— START Dataset excerpts —

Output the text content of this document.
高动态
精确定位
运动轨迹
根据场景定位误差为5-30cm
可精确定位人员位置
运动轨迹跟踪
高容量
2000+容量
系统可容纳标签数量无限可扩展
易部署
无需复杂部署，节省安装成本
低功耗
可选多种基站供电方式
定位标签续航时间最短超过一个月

— END Dataset excerpts —
— START Dataset excerpts —

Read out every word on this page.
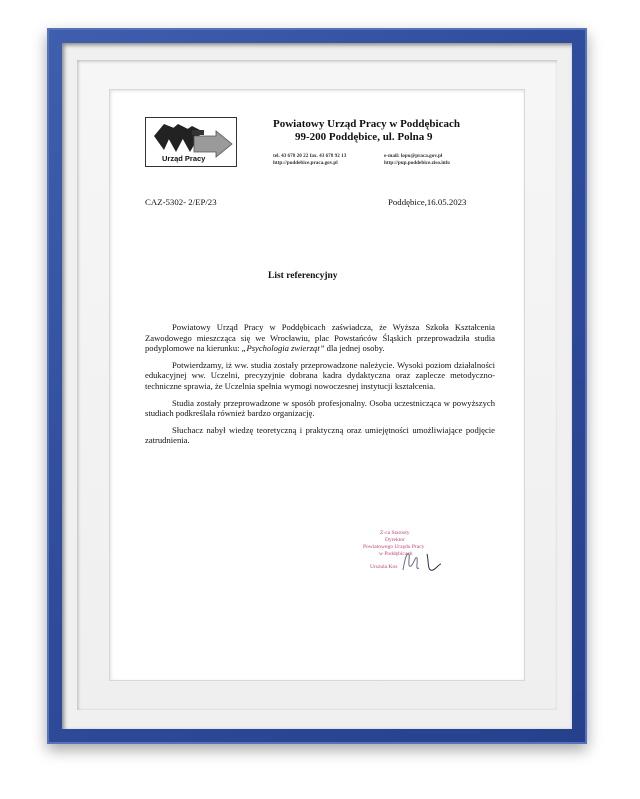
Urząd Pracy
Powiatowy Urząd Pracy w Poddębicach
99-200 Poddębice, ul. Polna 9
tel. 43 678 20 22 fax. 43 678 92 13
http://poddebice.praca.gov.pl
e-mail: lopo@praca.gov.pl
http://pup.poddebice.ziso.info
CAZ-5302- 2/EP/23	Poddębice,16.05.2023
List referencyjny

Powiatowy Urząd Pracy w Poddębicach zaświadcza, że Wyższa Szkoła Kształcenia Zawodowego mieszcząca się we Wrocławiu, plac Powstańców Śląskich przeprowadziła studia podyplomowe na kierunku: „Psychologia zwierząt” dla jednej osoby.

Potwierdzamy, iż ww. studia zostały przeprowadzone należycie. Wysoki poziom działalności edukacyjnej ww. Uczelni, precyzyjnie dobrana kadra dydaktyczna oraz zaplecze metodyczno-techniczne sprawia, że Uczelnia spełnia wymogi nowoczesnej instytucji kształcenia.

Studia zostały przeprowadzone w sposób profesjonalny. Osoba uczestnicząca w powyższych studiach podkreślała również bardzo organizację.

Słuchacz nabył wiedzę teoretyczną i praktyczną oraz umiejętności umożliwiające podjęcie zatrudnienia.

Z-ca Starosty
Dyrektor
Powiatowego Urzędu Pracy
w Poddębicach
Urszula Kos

— END Dataset excerpts —

■ **Short task**
Go through the preceding material and copy each line that has the word "poddebice".

■ **Full answer**
http://poddebice.praca.gov.pl
http://pup.poddebice.ziso.info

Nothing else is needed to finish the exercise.